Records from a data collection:
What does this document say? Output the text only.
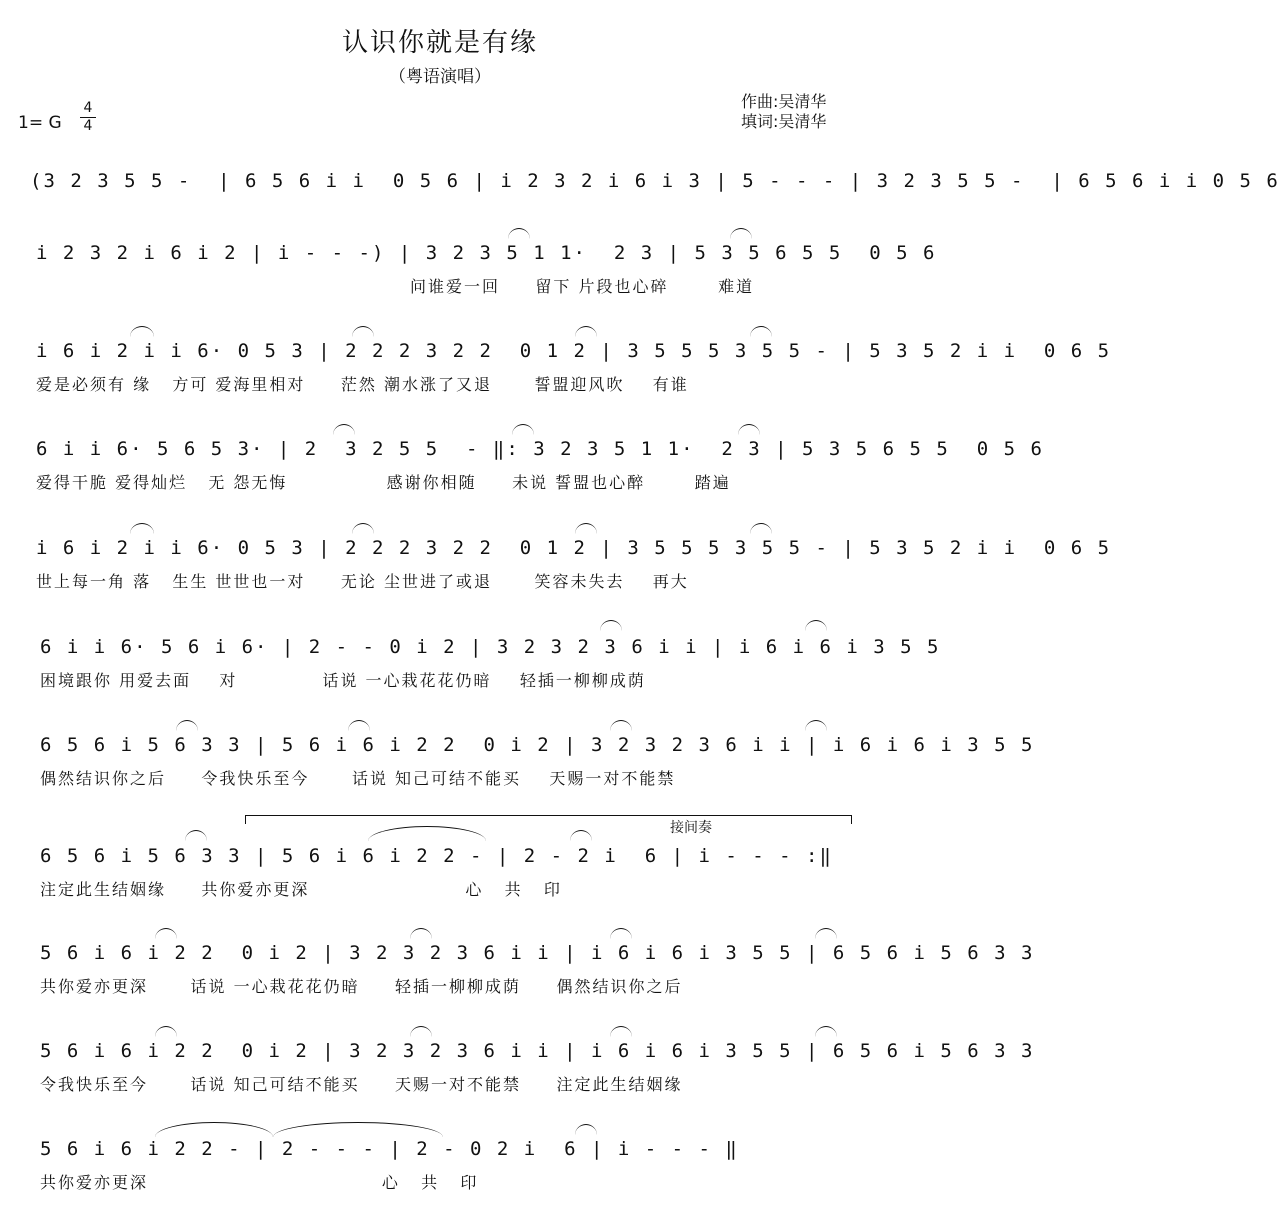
认识你就是有缘
（粤语演唱）
1= G
4
4
作曲:吴清华
填词:吴清华
接间奏
(3 2 3 5 5 -  | 6 5 6 i i  0 5 6 | i 2 3 2 i 6 i 3 | 5 - - - | 3 2 3 5 5 -  | 6 5 6 i i 0 5 6
i 2 3 2 i 6 i 2 | i - - -) | 3 2 3 5 1 1·  2 3 | 5 3 5 6 5 5  0 5 6
问谁爱一回     留下 片段也心碎       难道
i 6 i 2 i i 6· 0 5 3 | 2 2 2 3 2 2  0 1 2 | 3 5 5 5 3 5 5 - | 5 3 5 2 i i  0 6 5
爱是必须有 缘   方可 爱海里相对     茫然 潮水涨了又退      誓盟迎风吹    有谁
6 i i 6· 5 6 5 3· | 2  3 2 5 5  - ‖: 3 2 3 5 1 1·  2 3 | 5 3 5 6 5 5  0 5 6
爱得干脆 爱得灿烂   无 怨无悔              感谢你相随     未说 誓盟也心醉       踏遍
i 6 i 2 i i 6· 0 5 3 | 2 2 2 3 2 2  0 1 2 | 3 5 5 5 3 5 5 - | 5 3 5 2 i i  0 6 5
世上每一角 落   生生 世世也一对     无论 尘世进了或退      笑容未失去    再大
6 i i 6· 5 6 i 6· | 2 - - 0 i 2 | 3 2 3 2 3 6 i i | i 6 i 6 i 3 5 5
困境跟你 用爱去面    对            话说 一心栽花花仍暗    轻插一柳柳成荫
6 5 6 i 5 6 3 3 | 5 6 i 6 i 2 2  0 i 2 | 3 2 3 2 3 6 i i | i 6 i 6 i 3 5 5
偶然结识你之后     令我快乐至今      话说 知己可结不能买    天赐一对不能禁
6 5 6 i 5 6 3 3 | 5 6 i 6 i 2 2 - | 2 - 2 i  6 | i - - - :‖
注定此生结姻缘     共你爱亦更深                      心   共   印
5 6 i 6 i 2 2  0 i 2 | 3 2 3 2 3 6 i i | i 6 i 6 i 3 5 5 | 6 5 6 i 5 6 3 3
共你爱亦更深      话说 一心栽花花仍暗     轻插一柳柳成荫     偶然结识你之后
5 6 i 6 i 2 2  0 i 2 | 3 2 3 2 3 6 i i | i 6 i 6 i 3 5 5 | 6 5 6 i 5 6 3 3
令我快乐至今      话说 知己可结不能买     天赐一对不能禁     注定此生结姻缘
5 6 i 6 i 2 2 - | 2 - - - | 2 - 0 2 i  6 | i - - - ‖
共你爱亦更深                                 心   共   印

* Instruction
Go over the data above and copy every line that has the word "轻插一柳柳成荫" in it.

* Answer to this task
困境跟你 用爱去面    对            话说 一心栽花花仍暗    轻插一柳柳成荫
共你爱亦更深      话说 一心栽花花仍暗     轻插一柳柳成荫     偶然结识你之后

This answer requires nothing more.